Directive:
No images are to be carried over; print all other material exactly as it stands.

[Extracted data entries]
--
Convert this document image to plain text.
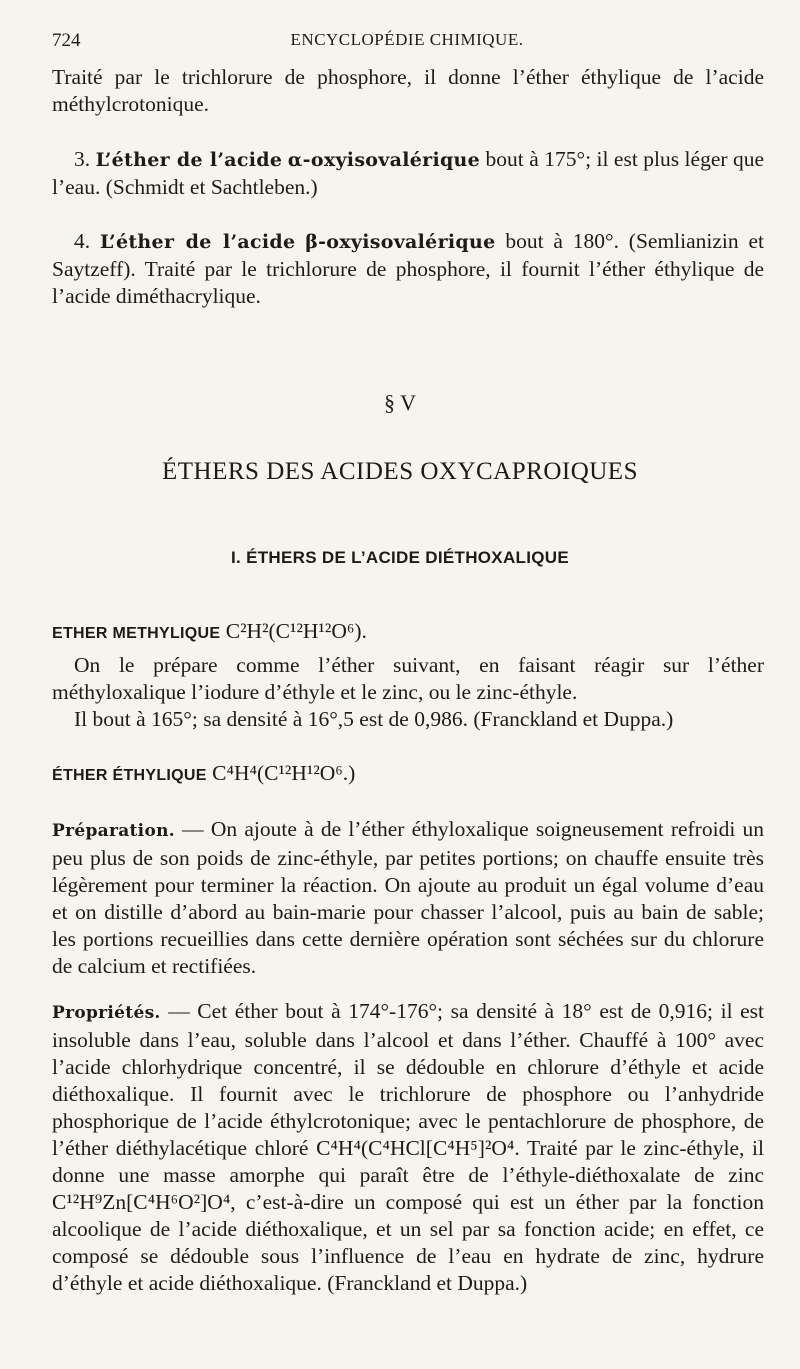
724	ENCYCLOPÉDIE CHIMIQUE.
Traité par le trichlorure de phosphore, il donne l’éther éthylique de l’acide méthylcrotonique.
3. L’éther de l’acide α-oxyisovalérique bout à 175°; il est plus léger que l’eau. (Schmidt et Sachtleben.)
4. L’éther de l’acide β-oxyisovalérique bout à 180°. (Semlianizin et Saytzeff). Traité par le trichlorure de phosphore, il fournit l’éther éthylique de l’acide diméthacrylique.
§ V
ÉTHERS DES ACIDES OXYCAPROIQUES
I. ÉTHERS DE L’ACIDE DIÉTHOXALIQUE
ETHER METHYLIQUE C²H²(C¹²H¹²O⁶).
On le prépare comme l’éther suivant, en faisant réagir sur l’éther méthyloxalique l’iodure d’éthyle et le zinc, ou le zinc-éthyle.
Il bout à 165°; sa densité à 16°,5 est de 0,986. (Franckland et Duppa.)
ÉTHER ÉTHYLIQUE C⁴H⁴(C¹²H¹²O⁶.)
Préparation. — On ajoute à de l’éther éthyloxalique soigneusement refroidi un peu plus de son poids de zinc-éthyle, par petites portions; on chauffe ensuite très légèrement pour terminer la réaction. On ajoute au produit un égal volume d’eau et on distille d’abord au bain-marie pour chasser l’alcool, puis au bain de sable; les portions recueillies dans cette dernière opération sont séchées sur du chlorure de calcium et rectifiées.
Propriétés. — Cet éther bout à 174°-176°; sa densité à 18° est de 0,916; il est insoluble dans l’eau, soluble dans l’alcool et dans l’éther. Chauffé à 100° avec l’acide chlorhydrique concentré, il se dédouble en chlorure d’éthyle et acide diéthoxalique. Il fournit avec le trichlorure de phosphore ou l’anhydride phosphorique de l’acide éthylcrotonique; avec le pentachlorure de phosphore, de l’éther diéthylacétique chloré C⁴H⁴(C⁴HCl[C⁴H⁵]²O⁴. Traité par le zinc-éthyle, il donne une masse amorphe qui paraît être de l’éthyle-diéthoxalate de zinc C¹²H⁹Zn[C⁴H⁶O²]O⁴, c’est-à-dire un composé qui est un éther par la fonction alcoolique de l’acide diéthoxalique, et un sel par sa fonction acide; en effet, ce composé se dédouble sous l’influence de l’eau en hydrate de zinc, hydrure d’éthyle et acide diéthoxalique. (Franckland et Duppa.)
--
Output:
Convert this document image to plain text.
724	ENCYCLOPÉDIE CHIMIQUE.
Traité par le trichlorure de phosphore, il donne l’éther éthylique de l’acide méthylcrotonique.
3. L’éther de l’acide α-oxyisovalérique bout à 175°; il est plus léger que l’eau. (Schmidt et Sachtleben.)
4. L’éther de l’acide β-oxyisovalérique bout à 180°. (Semlianizin et Saytzeff). Traité par le trichlorure de phosphore, il fournit l’éther éthylique de l’acide diméthacrylique.
§ V
ÉTHERS DES ACIDES OXYCAPROIQUES
I. ÉTHERS DE L’ACIDE DIÉTHOXALIQUE
ETHER METHYLIQUE C²H²(C¹²H¹²O⁶).
On le prépare comme l’éther suivant, en faisant réagir sur l’éther méthyloxalique l’iodure d’éthyle et le zinc, ou le zinc-éthyle.
Il bout à 165°; sa densité à 16°,5 est de 0,986. (Franckland et Duppa.)
ÉTHER ÉTHYLIQUE C⁴H⁴(C¹²H¹²O⁶.)
Préparation. — On ajoute à de l’éther éthyloxalique soigneusement refroidi un peu plus de son poids de zinc-éthyle, par petites portions; on chauffe ensuite très légèrement pour terminer la réaction. On ajoute au produit un égal volume d’eau et on distille d’abord au bain-marie pour chasser l’alcool, puis au bain de sable; les portions recueillies dans cette dernière opération sont séchées sur du chlorure de calcium et rectifiées.
Propriétés. — Cet éther bout à 174°-176°; sa densité à 18° est de 0,916; il est insoluble dans l’eau, soluble dans l’alcool et dans l’éther. Chauffé à 100° avec l’acide chlorhydrique concentré, il se dédouble en chlorure d’éthyle et acide diéthoxalique. Il fournit avec le trichlorure de phosphore ou l’anhydride phosphorique de l’acide éthylcrotonique; avec le pentachlorure de phosphore, de l’éther diéthylacétique chloré C⁴H⁴(C⁴HCl[C⁴H⁵]²O⁴. Traité par le zinc-éthyle, il donne une masse amorphe qui paraît être de l’éthyle-diéthoxalate de zinc C¹²H⁹Zn[C⁴H⁶O²]O⁴, c’est-à-dire un composé qui est un éther par la fonction alcoolique de l’acide diéthoxalique, et un sel par sa fonction acide; en effet, ce composé se dédouble sous l’influence de l’eau en hydrate de zinc, hydrure d’éthyle et acide diéthoxalique. (Franckland et Duppa.)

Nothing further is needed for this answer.